CHALLENGE:
Keep the pictures out and restate every record exactly.

A block of data:
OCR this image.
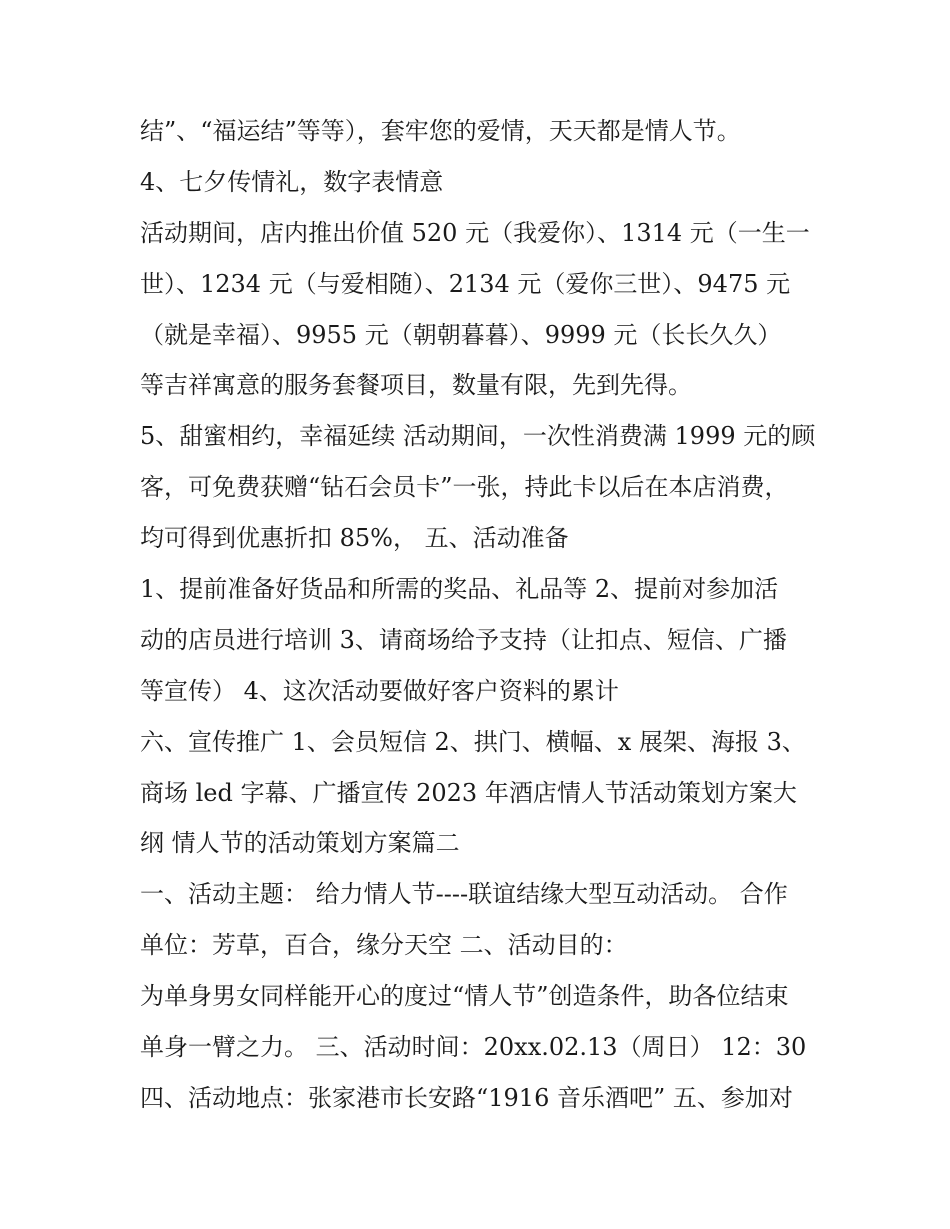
结”、“福运结”等等），套牢您的爱情，天天都是情人节。
4、七夕传情礼，数字表情意
活动期间，店内推出价值 520 元（我爱你）、1314 元（一生一
世）、1234 元（与爱相随）、2134 元（爱你三世）、9475 元
（就是幸福）、9955 元（朝朝暮暮）、9999 元（长长久久）
等吉祥寓意的服务套餐项目，数量有限，先到先得。
5、甜蜜相约，幸福延续 活动期间，一次性消费满 1999 元的顾
客，可免费获赠“钻石会员卡”一张，持此卡以后在本店消费，
均可得到优惠折扣 85%， 五、活动准备
1、提前准备好货品和所需的奖品、礼品等 2、提前对参加活
动的店员进行培训 3、请商场给予支持（让扣点、短信、广播
等宣传） 4、这次活动要做好客户资料的累计
六、宣传推广 1、会员短信 2、拱门、横幅、x 展架、海报 3、
商场 led 字幕、广播宣传 2023 年酒店情人节活动策划方案大
纲 情人节的活动策划方案篇二
一、活动主题： 给力情人节----联谊结缘大型互动活动。 合作
单位：芳草，百合，缘分天空 二、活动目的：
为单身男女同样能开心的度过“情人节”创造条件，助各位结束
单身一臂之力。 三、活动时间：20xx.02.13（周日） 12：30
四、活动地点：张家港市长安路“1916 音乐酒吧” 五、参加对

EXERCISE ANSWER:
OCR this image.
结”、“福运结”等等），套牢您的爱情，天天都是情人节。
4、七夕传情礼，数字表情意
活动期间，店内推出价值 520 元（我爱你）、1314 元（一生一
世）、1234 元（与爱相随）、2134 元（爱你三世）、9475 元
（就是幸福）、9955 元（朝朝暮暮）、9999 元（长长久久）
等吉祥寓意的服务套餐项目，数量有限，先到先得。
5、甜蜜相约，幸福延续 活动期间，一次性消费满 1999 元的顾
客，可免费获赠“钻石会员卡”一张，持此卡以后在本店消费，
均可得到优惠折扣 85%， 五、活动准备
1、提前准备好货品和所需的奖品、礼品等 2、提前对参加活
动的店员进行培训 3、请商场给予支持（让扣点、短信、广播
等宣传） 4、这次活动要做好客户资料的累计
六、宣传推广 1、会员短信 2、拱门、横幅、x 展架、海报 3、
商场 led 字幕、广播宣传 2023 年酒店情人节活动策划方案大
纲 情人节的活动策划方案篇二
一、活动主题： 给力情人节----联谊结缘大型互动活动。 合作
单位：芳草，百合，缘分天空 二、活动目的：
为单身男女同样能开心的度过“情人节”创造条件，助各位结束
单身一臂之力。 三、活动时间：20xx.02.13（周日） 12：30
四、活动地点：张家港市长安路“1916 音乐酒吧” 五、参加对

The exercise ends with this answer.